[start]

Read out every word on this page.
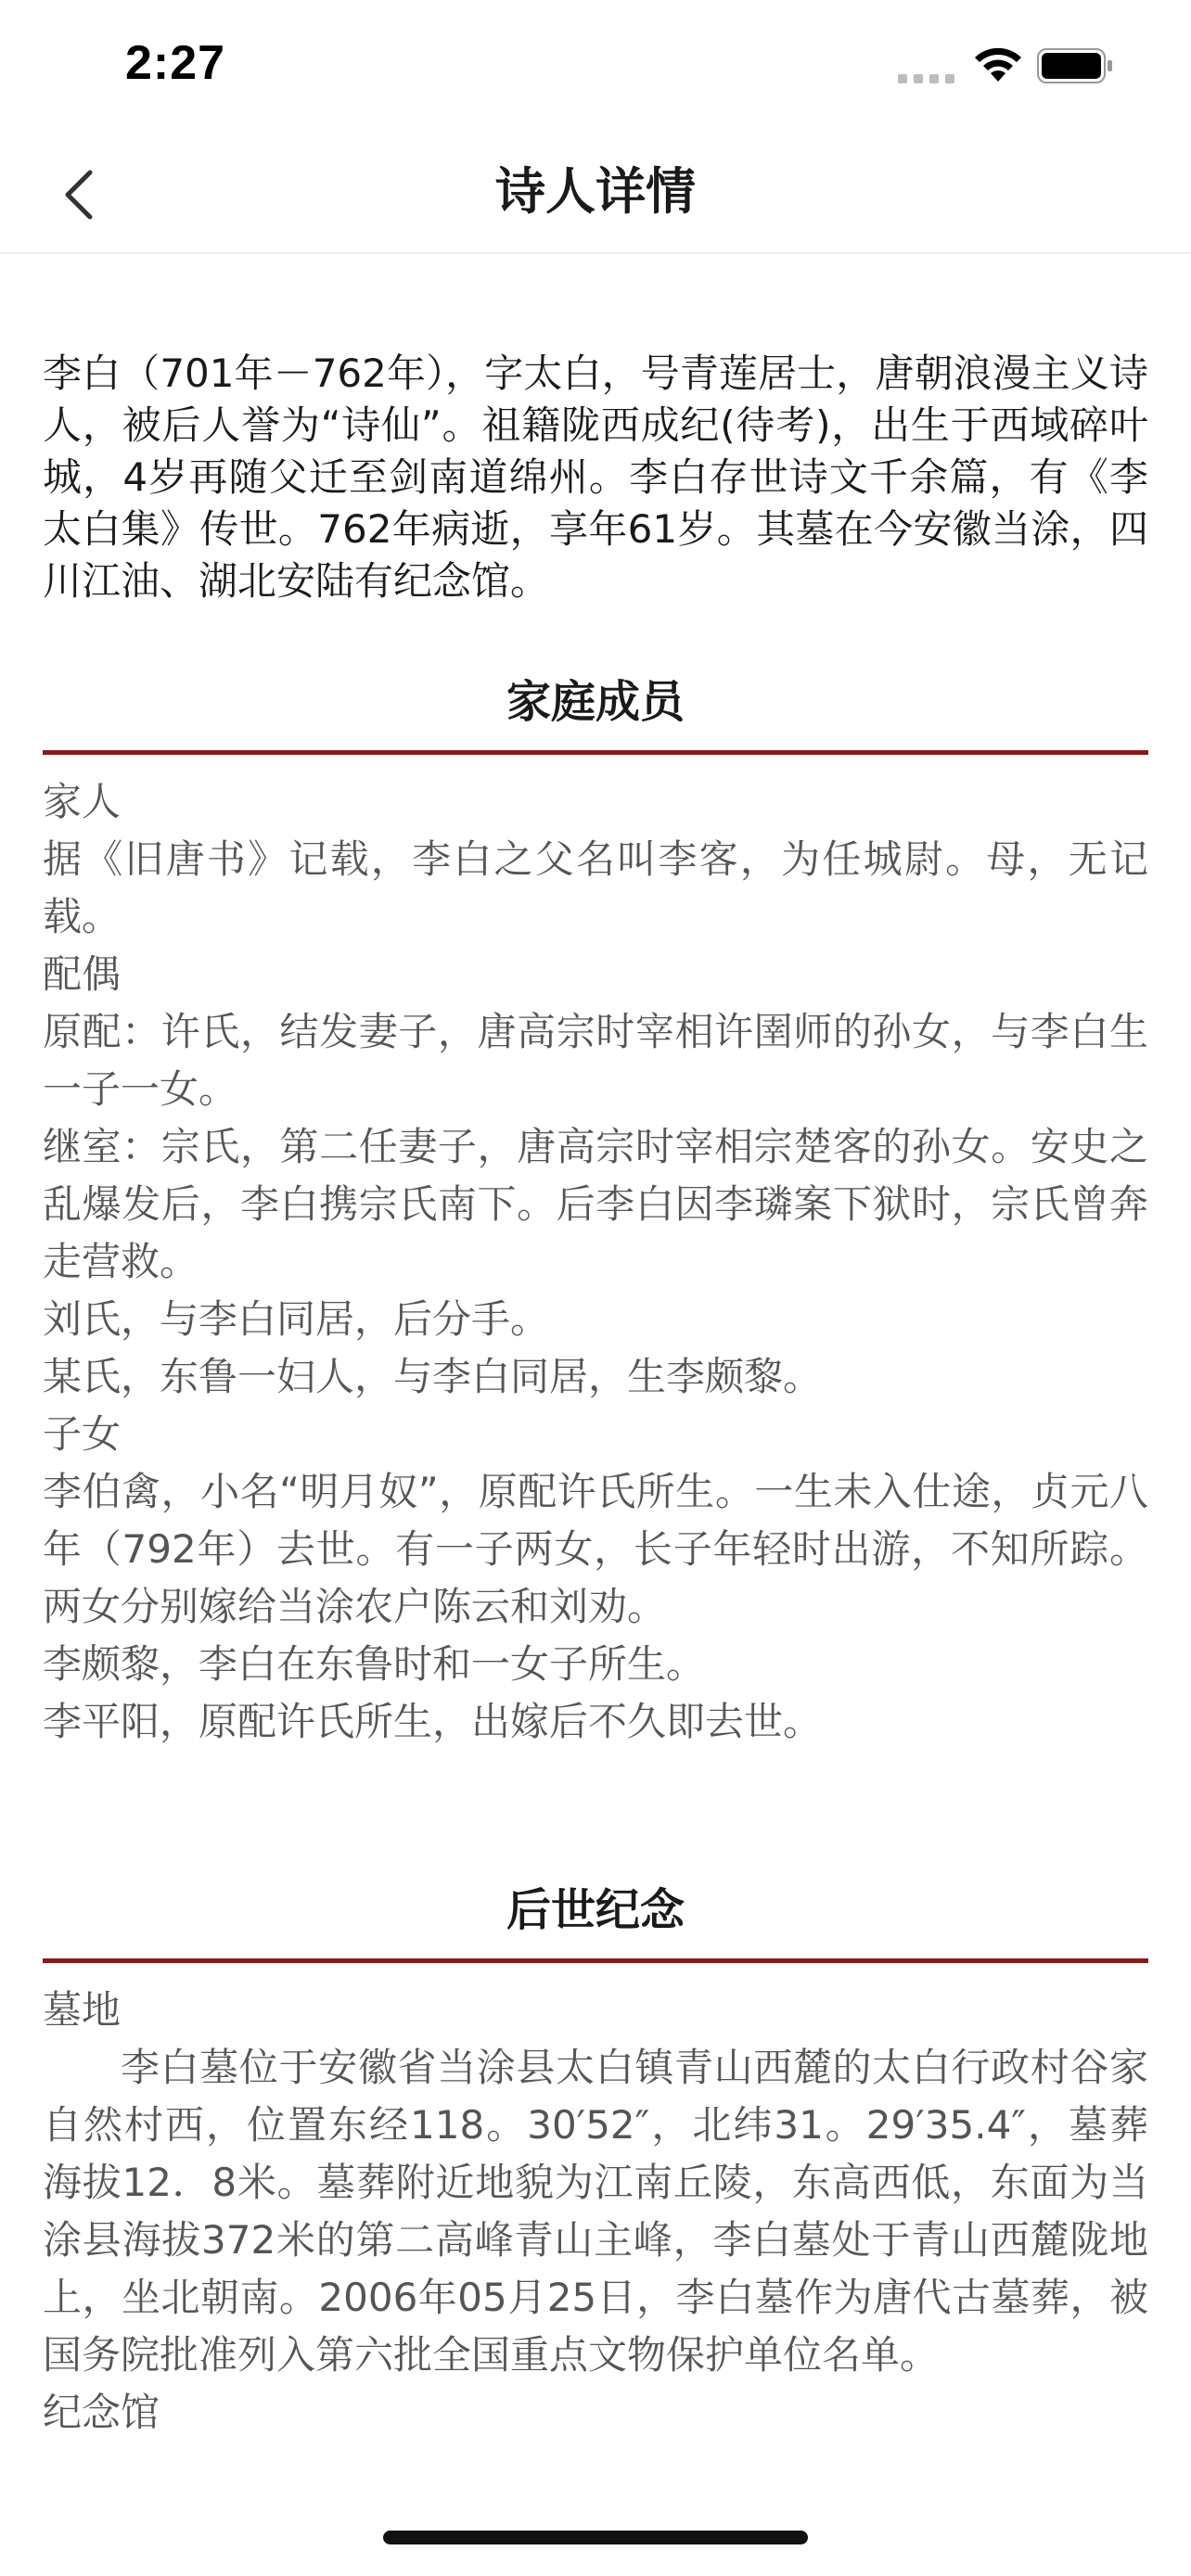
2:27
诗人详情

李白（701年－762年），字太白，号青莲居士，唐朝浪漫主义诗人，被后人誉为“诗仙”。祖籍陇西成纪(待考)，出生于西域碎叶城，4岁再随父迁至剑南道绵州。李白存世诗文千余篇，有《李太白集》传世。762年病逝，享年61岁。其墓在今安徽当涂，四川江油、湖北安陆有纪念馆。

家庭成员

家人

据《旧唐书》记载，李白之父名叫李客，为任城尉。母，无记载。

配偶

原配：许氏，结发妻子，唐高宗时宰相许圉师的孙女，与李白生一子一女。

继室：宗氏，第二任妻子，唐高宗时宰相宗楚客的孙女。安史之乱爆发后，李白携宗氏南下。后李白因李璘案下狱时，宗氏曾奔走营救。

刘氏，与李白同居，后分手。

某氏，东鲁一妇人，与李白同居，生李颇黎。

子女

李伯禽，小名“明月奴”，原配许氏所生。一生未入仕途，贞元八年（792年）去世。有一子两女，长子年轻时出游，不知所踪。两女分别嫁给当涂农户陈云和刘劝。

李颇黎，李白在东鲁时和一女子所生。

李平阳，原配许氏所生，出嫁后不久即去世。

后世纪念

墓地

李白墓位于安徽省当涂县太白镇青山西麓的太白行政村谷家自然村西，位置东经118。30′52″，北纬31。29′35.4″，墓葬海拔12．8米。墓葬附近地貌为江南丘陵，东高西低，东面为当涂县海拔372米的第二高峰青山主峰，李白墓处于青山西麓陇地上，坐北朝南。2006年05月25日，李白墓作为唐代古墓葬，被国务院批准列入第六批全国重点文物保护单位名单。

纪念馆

[end]
[start]

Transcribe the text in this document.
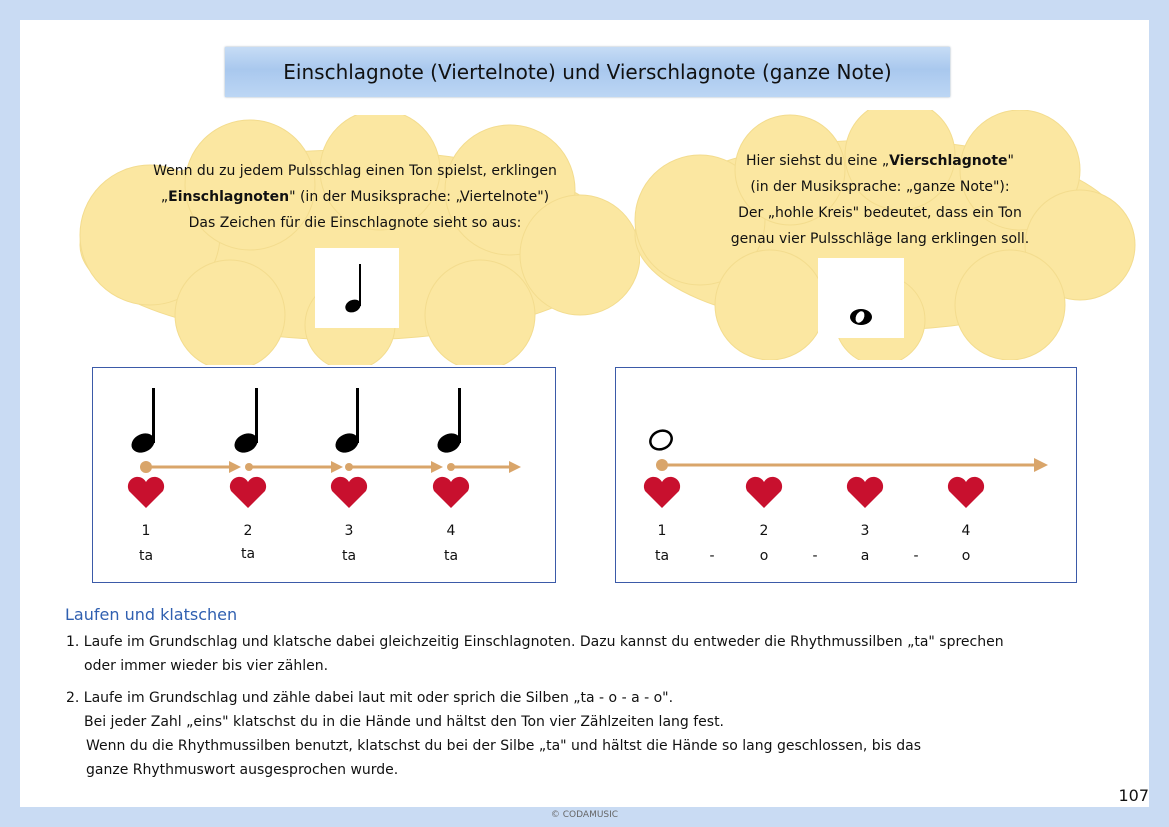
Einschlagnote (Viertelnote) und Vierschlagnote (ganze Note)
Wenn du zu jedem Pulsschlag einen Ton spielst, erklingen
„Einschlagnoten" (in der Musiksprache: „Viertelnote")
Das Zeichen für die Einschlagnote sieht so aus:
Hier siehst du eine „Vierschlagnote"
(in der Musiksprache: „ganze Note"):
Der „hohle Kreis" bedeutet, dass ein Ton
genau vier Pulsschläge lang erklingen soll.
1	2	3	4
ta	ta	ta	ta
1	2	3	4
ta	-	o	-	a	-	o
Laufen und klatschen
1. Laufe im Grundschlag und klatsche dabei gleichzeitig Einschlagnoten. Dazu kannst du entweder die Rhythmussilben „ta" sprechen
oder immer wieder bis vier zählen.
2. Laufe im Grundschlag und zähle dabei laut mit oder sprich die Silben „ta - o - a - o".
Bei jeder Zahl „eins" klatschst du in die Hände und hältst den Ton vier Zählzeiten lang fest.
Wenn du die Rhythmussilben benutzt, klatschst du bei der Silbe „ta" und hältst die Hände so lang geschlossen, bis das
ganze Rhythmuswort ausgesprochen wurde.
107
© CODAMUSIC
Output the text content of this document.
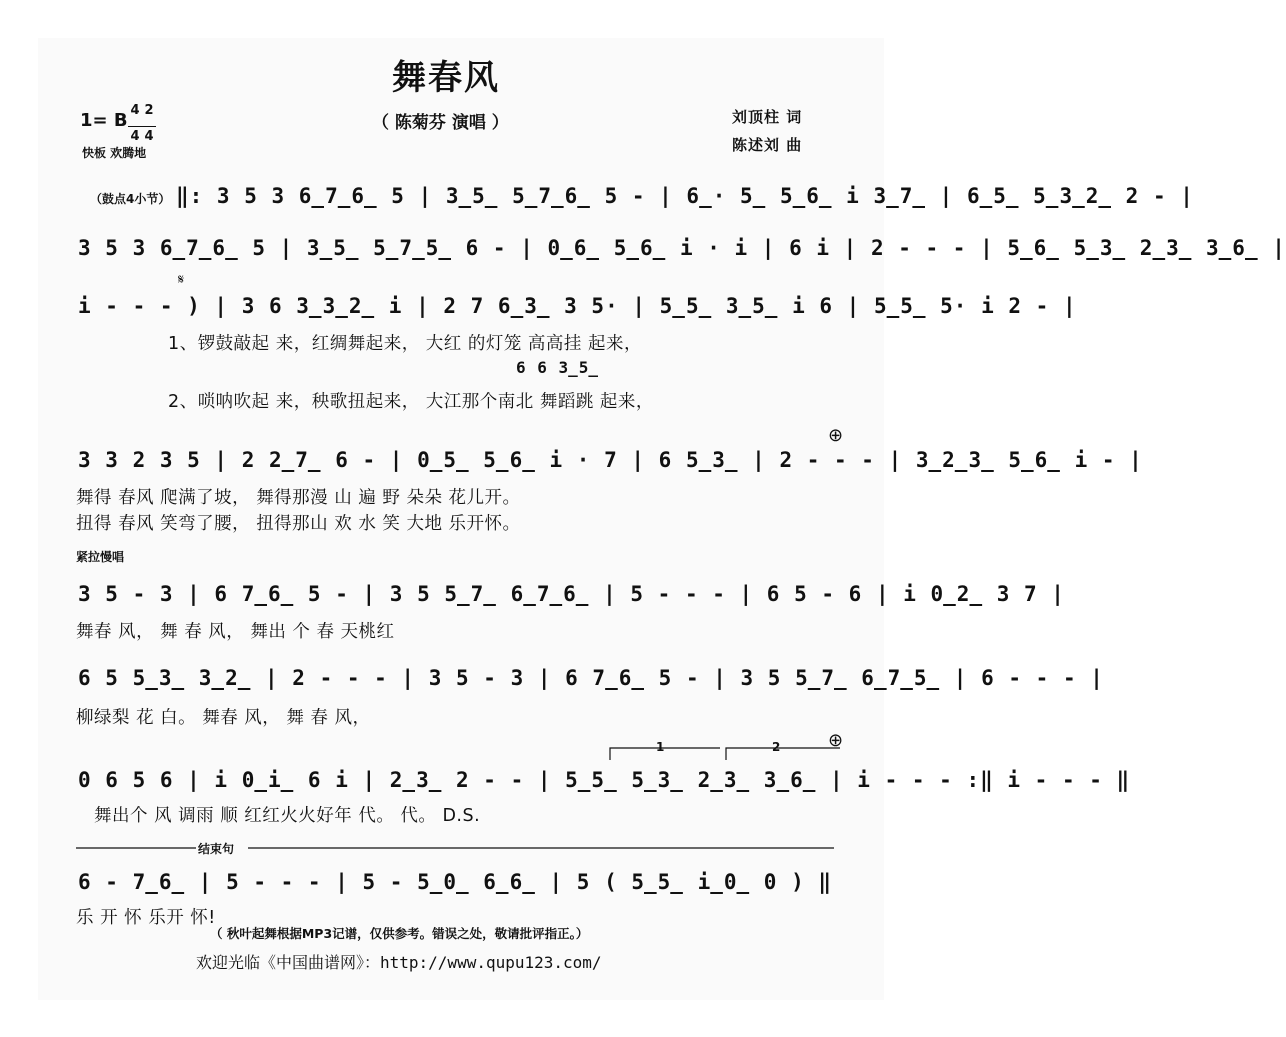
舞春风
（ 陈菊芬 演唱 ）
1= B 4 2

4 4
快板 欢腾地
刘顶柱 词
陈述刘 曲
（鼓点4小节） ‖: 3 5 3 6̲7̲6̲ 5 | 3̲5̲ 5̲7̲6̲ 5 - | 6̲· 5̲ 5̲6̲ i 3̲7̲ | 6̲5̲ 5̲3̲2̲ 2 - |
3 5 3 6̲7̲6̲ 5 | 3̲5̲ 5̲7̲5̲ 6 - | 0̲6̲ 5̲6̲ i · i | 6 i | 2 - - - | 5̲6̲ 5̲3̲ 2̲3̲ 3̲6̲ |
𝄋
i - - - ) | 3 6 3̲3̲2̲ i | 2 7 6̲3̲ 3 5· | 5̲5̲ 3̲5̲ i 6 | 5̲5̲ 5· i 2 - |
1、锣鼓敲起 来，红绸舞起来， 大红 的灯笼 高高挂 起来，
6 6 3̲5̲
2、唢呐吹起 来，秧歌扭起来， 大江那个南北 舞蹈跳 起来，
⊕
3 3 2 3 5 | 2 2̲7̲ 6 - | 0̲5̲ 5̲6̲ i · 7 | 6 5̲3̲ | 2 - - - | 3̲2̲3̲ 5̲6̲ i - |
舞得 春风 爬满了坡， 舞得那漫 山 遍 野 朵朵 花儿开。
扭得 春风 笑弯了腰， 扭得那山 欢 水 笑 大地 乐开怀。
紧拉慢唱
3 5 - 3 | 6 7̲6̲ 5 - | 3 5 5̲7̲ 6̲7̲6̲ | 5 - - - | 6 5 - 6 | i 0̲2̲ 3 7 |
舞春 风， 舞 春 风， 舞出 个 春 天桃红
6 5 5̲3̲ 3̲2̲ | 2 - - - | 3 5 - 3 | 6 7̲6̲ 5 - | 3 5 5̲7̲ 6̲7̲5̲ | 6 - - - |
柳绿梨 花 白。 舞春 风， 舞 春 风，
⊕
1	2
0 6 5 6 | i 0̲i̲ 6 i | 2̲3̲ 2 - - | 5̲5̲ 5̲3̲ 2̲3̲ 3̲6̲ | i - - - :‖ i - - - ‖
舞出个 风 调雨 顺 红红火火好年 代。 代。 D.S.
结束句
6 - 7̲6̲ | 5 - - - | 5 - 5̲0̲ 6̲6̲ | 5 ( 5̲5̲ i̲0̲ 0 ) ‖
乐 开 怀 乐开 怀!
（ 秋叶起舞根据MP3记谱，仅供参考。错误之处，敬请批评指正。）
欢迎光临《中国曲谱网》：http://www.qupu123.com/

[end]

§ **Problem requirements**: Work out how many lines in the entries hold the string "document". Your answer should consist solely of that number.

§ **Complete answer**: 2